What the exercise asks:
State how many lines in these records contain the word "source", and nothing else.
# start of Records provided
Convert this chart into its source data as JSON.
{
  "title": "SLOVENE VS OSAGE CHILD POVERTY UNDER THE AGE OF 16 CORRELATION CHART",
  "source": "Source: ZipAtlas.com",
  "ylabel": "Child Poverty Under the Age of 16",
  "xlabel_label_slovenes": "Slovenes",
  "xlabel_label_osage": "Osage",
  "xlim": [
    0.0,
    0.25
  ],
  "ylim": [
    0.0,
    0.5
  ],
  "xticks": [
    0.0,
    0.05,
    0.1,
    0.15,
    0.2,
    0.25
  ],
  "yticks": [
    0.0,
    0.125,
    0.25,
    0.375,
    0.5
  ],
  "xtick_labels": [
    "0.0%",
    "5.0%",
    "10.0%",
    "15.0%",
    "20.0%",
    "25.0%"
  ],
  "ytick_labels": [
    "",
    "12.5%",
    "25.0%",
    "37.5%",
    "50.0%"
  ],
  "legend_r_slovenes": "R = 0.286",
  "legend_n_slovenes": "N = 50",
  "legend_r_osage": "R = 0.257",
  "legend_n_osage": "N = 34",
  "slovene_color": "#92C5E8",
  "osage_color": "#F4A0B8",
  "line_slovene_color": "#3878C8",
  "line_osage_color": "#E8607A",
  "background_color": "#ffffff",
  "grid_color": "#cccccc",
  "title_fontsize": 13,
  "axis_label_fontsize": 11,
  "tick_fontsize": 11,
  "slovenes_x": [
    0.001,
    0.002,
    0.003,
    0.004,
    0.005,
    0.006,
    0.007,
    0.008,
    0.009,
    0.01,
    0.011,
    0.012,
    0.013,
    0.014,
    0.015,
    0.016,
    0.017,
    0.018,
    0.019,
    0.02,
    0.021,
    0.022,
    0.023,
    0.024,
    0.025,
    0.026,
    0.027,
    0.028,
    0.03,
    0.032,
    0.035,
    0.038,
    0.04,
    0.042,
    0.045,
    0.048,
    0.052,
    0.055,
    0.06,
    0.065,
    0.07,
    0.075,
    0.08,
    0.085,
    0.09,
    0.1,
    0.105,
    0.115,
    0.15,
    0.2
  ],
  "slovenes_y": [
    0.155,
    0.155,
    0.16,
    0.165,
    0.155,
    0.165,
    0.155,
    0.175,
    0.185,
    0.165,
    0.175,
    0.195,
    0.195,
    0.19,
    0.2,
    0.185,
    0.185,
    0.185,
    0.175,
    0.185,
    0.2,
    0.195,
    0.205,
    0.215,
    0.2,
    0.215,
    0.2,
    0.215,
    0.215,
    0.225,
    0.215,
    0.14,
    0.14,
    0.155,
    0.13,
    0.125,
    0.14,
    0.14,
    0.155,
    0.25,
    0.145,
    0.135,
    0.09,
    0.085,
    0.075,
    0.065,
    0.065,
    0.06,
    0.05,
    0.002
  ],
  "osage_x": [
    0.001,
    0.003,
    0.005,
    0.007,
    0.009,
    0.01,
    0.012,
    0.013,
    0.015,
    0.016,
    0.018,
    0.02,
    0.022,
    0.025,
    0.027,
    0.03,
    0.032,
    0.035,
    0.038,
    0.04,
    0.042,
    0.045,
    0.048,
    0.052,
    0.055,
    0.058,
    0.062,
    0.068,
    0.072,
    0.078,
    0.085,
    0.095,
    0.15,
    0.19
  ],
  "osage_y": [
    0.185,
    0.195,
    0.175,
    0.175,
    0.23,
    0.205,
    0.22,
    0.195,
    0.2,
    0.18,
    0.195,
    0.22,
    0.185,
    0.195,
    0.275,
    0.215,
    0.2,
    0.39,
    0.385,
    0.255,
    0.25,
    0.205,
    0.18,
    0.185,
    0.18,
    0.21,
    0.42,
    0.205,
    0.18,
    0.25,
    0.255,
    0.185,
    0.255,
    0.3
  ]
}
# end of Records provided
# start of Records provided
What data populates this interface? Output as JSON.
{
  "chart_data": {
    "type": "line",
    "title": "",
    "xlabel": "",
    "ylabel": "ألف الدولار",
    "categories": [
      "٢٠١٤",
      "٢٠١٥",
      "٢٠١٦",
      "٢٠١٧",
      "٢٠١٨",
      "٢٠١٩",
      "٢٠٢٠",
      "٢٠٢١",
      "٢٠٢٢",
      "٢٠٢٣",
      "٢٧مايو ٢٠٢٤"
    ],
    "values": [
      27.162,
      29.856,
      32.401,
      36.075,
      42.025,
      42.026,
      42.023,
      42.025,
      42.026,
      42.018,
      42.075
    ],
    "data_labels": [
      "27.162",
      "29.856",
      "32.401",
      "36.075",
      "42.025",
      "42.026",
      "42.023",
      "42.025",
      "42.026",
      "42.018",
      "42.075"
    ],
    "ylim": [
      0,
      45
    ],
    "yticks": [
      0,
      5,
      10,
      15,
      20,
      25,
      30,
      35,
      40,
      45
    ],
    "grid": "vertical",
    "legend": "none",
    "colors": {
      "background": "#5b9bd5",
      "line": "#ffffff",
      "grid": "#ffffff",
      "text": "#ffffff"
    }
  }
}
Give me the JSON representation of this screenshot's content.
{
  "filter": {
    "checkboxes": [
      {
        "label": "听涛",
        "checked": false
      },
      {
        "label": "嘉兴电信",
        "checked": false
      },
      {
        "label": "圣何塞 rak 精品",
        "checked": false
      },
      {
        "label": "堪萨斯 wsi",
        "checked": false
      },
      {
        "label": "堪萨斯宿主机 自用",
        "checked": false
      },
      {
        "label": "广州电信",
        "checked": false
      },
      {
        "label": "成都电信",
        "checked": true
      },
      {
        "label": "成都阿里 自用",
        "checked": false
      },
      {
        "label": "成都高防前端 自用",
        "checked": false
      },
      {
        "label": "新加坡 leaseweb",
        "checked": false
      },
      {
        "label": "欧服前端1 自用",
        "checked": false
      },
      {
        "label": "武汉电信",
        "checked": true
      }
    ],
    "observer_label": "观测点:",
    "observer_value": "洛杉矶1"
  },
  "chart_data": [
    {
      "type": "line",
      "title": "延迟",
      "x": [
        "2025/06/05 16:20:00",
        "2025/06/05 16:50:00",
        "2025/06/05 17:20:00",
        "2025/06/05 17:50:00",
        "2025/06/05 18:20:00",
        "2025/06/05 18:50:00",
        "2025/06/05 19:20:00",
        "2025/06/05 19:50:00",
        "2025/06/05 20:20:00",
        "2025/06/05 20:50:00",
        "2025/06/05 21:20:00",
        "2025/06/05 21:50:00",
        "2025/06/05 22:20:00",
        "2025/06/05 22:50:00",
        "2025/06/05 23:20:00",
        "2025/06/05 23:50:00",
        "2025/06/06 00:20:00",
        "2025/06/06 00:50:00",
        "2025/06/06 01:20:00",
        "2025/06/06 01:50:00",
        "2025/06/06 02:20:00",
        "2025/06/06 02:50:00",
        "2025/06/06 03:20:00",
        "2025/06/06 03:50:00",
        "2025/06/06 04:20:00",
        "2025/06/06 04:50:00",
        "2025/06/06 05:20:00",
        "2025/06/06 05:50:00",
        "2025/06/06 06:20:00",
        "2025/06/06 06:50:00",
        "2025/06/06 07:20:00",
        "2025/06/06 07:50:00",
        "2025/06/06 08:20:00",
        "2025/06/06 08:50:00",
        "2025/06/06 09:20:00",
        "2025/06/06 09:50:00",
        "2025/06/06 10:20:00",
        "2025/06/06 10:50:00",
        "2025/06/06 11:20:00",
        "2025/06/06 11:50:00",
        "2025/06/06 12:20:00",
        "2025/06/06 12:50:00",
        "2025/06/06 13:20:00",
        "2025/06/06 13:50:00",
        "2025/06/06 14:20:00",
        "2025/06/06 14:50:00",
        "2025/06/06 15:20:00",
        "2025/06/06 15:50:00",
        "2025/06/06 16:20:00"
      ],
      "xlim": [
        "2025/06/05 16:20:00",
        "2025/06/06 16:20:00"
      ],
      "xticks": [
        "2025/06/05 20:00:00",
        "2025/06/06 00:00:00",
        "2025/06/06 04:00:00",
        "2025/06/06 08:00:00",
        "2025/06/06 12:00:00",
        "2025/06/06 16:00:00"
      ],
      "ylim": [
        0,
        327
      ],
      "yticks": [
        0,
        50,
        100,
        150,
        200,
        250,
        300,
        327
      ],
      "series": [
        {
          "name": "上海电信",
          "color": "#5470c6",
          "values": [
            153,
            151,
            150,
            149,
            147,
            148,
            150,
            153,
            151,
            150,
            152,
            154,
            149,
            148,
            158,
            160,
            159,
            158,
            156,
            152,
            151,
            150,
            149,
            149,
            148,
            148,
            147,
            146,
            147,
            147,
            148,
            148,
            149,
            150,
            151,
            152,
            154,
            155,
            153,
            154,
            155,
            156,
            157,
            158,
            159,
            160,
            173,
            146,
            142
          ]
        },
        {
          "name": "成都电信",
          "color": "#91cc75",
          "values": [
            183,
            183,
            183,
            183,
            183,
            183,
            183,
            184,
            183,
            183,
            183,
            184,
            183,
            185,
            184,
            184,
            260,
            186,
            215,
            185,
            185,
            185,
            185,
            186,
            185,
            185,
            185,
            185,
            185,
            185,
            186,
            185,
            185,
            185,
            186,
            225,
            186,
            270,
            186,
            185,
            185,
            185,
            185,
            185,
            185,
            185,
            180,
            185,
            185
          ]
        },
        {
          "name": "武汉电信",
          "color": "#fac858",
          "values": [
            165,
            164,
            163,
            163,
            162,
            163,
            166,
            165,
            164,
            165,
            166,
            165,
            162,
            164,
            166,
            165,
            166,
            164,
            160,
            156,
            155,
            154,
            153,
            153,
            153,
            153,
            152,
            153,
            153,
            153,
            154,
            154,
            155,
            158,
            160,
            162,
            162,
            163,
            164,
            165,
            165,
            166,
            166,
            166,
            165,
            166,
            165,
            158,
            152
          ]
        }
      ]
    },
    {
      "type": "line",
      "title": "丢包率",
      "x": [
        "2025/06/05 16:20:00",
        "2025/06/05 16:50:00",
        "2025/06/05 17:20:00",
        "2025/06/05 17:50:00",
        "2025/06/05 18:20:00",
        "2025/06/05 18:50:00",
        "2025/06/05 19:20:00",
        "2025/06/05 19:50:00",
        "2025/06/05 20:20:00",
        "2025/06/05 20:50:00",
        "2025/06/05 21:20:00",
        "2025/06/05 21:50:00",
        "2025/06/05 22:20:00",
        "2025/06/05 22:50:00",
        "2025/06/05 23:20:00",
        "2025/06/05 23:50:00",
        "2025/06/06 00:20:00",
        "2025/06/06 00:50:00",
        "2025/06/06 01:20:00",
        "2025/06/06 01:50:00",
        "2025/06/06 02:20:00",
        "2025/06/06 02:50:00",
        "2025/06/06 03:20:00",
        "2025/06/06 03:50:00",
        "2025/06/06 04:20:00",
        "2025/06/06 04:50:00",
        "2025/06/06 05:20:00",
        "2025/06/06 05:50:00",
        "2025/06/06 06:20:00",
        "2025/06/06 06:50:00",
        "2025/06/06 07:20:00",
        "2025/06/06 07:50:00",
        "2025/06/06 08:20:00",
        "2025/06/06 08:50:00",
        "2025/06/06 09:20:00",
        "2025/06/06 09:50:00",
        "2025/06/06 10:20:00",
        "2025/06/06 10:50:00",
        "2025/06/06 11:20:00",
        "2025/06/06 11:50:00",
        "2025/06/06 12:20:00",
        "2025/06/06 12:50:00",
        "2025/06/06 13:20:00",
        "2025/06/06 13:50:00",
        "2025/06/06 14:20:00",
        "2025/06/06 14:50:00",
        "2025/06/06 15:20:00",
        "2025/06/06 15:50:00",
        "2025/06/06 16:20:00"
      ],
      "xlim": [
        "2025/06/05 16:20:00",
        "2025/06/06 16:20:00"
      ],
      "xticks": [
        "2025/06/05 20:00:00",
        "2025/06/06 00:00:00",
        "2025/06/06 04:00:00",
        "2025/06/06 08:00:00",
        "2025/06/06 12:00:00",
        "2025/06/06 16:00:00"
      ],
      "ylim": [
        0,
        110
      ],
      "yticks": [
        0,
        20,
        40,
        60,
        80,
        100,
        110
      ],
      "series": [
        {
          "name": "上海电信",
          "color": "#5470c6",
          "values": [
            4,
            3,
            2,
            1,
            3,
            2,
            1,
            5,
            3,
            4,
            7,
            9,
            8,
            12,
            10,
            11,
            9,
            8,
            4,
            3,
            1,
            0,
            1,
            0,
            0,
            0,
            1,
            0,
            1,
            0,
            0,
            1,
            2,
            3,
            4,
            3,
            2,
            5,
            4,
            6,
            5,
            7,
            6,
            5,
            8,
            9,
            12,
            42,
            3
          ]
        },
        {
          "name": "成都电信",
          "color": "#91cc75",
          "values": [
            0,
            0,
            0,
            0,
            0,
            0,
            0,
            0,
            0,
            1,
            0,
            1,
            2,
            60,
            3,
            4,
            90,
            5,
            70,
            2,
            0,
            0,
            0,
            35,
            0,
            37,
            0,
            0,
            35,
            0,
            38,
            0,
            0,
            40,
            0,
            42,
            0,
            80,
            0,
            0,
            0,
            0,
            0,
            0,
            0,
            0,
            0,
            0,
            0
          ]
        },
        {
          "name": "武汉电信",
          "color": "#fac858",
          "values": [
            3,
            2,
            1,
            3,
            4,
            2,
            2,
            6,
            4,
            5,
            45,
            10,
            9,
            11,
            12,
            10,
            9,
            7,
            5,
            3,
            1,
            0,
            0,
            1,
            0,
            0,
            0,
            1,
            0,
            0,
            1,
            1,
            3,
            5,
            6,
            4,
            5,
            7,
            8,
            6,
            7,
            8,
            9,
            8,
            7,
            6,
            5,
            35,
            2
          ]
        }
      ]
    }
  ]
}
# end of Records provided
Expected answer:
2